→ **Material provided**
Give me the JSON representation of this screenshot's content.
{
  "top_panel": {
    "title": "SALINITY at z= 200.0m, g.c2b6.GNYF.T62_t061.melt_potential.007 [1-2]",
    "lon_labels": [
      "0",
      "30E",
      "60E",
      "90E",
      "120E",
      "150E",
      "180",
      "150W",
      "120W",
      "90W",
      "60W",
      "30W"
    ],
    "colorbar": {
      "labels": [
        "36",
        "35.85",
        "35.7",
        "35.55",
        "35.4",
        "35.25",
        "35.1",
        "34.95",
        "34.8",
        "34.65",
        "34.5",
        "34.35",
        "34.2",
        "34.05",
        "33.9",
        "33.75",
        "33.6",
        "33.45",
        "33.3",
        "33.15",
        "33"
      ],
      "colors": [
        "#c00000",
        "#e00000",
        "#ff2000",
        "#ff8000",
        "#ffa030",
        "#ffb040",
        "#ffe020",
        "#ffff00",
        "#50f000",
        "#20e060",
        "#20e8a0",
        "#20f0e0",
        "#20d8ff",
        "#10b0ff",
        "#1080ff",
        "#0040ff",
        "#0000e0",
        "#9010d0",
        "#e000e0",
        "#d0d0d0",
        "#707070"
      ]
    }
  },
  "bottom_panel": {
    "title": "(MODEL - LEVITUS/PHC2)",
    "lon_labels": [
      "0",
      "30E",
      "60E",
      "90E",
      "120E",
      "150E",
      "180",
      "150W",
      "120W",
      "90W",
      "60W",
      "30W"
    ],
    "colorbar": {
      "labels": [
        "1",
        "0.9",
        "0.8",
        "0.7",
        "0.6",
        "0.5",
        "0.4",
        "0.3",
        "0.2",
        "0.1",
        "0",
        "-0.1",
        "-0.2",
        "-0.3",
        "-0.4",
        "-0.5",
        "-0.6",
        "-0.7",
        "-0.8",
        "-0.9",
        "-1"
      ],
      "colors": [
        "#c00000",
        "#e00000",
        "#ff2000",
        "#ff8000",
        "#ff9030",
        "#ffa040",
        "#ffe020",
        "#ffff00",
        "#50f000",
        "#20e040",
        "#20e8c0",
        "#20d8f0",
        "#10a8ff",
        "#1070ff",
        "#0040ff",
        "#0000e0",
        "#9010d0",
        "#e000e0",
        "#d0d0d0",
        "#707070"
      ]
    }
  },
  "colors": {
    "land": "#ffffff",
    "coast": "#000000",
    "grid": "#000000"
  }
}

→ **Goal**
Above are records; say how many of their lines contain the word "title", giving only the number.

→ **Written solution**
2